(DATA FOR REVIEW begins)

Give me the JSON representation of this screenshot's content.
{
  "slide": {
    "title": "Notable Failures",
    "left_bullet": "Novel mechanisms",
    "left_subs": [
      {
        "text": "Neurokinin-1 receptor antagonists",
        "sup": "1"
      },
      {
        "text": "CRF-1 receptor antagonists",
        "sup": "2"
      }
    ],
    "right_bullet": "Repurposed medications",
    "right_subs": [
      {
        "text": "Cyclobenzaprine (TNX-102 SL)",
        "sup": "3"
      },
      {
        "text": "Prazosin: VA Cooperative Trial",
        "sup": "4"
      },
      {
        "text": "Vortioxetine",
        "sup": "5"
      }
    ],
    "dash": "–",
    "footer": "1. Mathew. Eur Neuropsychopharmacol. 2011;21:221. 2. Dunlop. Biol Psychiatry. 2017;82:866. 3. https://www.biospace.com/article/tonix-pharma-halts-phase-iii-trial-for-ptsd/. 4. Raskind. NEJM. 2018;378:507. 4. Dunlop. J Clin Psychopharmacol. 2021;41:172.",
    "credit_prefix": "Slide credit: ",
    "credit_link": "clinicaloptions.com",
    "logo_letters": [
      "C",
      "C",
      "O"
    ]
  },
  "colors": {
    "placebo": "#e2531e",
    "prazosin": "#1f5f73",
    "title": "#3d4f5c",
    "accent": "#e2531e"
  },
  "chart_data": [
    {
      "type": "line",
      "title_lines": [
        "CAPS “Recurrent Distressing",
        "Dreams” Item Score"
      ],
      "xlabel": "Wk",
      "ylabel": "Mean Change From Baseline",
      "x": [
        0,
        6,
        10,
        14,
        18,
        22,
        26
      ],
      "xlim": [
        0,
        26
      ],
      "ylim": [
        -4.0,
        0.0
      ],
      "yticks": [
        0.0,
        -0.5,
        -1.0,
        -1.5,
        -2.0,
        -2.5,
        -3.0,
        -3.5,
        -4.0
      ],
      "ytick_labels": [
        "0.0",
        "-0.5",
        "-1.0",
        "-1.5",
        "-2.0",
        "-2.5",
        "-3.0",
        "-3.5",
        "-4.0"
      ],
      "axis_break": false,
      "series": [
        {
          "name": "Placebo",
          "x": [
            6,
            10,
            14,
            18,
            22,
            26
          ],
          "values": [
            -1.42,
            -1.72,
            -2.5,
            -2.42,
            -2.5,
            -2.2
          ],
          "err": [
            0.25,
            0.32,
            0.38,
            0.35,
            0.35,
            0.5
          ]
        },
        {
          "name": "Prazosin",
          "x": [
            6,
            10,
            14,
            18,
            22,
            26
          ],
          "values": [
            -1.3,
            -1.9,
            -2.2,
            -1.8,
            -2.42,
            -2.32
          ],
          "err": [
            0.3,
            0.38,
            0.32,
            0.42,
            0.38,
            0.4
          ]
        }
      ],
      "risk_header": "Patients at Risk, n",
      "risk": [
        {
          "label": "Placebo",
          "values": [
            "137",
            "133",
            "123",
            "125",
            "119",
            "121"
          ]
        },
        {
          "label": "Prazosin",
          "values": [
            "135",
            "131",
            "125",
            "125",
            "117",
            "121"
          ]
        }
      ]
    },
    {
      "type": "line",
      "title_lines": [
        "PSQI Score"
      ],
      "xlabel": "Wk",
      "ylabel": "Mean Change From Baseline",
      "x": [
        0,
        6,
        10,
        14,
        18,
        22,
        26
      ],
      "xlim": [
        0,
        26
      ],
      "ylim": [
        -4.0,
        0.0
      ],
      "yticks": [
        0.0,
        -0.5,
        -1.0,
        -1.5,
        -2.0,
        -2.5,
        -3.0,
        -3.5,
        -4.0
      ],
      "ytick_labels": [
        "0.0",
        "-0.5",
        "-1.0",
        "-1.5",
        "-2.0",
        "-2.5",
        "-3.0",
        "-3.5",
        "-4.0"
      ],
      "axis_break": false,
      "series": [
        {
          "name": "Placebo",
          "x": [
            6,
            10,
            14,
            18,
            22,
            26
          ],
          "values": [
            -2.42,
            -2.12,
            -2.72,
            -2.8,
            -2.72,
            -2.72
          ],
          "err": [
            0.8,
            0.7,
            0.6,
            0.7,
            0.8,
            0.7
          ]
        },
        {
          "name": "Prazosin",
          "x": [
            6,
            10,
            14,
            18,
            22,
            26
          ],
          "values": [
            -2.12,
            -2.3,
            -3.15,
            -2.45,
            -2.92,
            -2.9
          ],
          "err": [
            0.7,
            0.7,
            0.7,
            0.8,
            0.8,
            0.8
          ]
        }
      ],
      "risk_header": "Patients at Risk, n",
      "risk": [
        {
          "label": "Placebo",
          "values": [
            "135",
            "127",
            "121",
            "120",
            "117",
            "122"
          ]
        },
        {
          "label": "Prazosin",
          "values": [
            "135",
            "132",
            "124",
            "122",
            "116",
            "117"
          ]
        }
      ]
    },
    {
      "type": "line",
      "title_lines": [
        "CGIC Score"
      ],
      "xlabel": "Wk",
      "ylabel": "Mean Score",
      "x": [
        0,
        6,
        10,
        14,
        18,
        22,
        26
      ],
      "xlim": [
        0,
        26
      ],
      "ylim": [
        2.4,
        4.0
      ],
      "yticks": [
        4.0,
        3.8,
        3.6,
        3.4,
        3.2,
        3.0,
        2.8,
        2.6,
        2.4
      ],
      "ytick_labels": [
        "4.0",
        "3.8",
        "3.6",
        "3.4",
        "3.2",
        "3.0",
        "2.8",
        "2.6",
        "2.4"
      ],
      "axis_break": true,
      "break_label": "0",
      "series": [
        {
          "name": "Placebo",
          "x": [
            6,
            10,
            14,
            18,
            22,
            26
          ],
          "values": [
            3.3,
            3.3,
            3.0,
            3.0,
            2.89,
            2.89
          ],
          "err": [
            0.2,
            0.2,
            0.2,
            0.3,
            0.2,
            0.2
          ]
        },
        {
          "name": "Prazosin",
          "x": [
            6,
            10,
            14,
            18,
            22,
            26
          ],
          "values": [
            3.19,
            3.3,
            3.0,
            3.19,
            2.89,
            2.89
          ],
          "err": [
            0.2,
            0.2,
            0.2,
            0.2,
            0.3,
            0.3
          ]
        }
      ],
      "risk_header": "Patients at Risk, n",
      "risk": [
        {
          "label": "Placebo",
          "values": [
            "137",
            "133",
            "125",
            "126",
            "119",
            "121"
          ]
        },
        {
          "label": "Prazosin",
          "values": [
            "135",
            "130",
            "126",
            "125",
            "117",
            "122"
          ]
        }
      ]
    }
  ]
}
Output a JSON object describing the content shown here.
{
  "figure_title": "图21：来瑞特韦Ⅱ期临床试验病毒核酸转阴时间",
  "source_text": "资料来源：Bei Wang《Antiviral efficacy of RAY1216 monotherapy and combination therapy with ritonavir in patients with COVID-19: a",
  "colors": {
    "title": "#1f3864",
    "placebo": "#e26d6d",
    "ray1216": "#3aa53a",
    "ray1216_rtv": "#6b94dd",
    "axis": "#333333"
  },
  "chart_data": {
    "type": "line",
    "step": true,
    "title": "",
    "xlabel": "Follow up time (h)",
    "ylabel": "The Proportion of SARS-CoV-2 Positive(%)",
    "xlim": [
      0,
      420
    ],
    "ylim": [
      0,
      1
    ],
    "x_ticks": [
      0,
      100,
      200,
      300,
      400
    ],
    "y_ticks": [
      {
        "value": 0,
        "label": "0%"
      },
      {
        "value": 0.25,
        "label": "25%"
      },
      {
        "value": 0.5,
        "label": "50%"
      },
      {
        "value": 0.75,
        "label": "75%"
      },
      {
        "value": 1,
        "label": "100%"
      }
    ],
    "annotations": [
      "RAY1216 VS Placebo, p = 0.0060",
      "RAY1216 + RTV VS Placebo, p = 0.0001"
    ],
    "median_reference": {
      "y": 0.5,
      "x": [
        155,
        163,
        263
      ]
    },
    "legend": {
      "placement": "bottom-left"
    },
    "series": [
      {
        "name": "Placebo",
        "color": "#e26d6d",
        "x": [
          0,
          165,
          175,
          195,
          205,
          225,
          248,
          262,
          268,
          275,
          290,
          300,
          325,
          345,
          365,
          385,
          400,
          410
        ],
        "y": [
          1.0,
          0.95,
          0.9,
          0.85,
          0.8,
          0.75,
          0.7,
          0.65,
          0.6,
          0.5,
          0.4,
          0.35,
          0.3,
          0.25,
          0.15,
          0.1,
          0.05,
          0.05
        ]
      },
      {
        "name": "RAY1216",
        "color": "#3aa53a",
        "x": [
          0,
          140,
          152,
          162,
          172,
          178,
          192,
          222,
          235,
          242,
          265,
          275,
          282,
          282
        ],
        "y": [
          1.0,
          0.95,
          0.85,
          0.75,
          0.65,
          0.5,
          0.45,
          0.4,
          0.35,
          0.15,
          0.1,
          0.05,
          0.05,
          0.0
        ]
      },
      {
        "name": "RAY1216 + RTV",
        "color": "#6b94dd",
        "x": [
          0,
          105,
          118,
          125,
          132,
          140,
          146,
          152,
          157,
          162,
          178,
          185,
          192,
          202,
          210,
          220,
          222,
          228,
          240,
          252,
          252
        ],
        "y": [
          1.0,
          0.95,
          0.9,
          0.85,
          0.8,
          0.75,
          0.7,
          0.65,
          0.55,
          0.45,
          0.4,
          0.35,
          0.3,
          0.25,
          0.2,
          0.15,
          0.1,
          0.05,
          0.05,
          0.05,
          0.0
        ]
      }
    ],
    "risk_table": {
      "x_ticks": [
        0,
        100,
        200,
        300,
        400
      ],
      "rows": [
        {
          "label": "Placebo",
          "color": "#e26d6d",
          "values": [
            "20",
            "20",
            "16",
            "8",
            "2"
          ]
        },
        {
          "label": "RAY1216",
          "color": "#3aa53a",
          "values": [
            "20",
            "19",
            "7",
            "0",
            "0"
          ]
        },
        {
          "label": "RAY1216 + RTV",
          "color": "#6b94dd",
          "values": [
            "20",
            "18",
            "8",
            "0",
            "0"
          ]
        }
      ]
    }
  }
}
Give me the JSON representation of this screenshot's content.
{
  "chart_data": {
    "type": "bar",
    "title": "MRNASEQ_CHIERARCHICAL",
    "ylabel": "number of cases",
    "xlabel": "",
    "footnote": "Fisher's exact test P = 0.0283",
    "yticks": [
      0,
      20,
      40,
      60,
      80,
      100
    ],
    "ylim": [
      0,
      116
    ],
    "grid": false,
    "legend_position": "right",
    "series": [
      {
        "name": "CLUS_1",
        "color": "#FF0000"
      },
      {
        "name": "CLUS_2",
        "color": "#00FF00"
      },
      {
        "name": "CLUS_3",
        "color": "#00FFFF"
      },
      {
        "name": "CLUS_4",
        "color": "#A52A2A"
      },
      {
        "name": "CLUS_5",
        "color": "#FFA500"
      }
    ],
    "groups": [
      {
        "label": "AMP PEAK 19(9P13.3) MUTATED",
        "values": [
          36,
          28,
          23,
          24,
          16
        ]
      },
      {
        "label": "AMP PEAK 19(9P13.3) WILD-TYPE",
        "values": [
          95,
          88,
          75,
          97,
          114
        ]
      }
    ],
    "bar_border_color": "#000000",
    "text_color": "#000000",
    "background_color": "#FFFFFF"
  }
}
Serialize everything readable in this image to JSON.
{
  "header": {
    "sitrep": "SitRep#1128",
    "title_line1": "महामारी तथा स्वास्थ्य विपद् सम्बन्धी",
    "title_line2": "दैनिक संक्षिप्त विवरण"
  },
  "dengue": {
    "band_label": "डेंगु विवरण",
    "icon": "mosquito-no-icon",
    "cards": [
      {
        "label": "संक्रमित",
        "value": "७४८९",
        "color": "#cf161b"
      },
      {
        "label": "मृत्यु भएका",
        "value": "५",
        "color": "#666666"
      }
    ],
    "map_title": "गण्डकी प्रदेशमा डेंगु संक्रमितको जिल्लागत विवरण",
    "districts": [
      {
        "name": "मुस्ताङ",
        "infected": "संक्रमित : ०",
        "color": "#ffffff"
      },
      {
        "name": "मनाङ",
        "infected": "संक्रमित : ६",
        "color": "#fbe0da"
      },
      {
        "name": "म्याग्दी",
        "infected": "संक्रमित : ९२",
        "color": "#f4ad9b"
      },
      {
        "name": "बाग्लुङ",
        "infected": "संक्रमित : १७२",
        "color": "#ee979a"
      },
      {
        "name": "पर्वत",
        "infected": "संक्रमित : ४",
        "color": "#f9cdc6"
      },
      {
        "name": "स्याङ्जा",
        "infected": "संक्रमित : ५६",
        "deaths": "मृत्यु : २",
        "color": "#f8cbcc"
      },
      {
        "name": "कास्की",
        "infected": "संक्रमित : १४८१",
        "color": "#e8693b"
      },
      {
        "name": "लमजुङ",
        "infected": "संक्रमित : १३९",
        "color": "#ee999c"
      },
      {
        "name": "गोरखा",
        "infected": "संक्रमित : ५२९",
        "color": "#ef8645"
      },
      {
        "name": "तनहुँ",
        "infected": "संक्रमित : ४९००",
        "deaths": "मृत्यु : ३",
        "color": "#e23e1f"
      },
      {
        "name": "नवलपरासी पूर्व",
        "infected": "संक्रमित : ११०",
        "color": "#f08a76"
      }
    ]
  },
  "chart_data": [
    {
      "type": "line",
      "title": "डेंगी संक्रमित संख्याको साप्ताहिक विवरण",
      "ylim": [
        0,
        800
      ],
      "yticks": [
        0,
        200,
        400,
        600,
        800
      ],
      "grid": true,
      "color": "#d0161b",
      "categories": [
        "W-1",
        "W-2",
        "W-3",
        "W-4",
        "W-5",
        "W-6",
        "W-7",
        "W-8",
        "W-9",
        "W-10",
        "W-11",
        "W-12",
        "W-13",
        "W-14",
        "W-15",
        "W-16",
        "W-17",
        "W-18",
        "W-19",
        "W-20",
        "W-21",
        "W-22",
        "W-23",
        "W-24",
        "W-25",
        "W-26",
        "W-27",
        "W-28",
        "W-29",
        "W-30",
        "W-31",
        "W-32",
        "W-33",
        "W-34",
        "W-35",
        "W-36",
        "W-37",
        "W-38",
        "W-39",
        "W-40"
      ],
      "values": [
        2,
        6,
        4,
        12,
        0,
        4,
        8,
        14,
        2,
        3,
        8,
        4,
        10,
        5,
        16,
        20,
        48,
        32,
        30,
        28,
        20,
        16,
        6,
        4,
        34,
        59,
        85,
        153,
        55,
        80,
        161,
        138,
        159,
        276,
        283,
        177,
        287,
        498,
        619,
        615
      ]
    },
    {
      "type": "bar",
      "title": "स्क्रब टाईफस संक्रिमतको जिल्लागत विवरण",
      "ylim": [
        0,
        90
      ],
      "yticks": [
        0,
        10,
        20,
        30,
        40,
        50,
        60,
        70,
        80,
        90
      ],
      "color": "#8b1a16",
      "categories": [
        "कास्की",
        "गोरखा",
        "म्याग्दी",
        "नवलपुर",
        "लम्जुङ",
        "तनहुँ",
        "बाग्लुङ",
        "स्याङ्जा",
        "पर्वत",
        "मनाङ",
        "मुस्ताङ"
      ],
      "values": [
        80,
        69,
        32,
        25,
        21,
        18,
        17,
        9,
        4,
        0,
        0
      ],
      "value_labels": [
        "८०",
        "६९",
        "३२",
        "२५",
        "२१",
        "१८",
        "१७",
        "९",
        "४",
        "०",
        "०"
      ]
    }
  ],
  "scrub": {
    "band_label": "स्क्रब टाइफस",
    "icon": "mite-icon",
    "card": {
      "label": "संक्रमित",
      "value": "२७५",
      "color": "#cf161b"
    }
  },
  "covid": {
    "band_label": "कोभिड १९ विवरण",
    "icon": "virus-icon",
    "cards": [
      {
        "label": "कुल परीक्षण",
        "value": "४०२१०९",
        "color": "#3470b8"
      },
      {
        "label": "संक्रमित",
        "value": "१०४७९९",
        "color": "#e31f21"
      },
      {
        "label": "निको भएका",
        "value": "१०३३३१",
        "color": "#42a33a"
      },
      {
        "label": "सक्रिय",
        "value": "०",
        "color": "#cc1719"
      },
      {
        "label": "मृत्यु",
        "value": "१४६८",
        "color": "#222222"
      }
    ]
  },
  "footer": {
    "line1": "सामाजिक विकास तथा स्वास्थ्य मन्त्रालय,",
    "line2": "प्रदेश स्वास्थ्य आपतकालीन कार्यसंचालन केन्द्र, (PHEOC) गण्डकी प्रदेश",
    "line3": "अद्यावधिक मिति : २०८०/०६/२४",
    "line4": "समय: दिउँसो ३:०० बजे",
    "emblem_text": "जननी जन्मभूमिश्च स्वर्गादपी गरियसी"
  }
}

(DATA FOR REVIEW ends)

Where a line of the data holds the word "JSON", copy that line.

## [ANSWER SECTION]
Give me the JSON representation of this screenshot's content.
Output a JSON object describing the content shown here.
Give me the JSON representation of this screenshot's content.
Serialize everything readable in this image to JSON.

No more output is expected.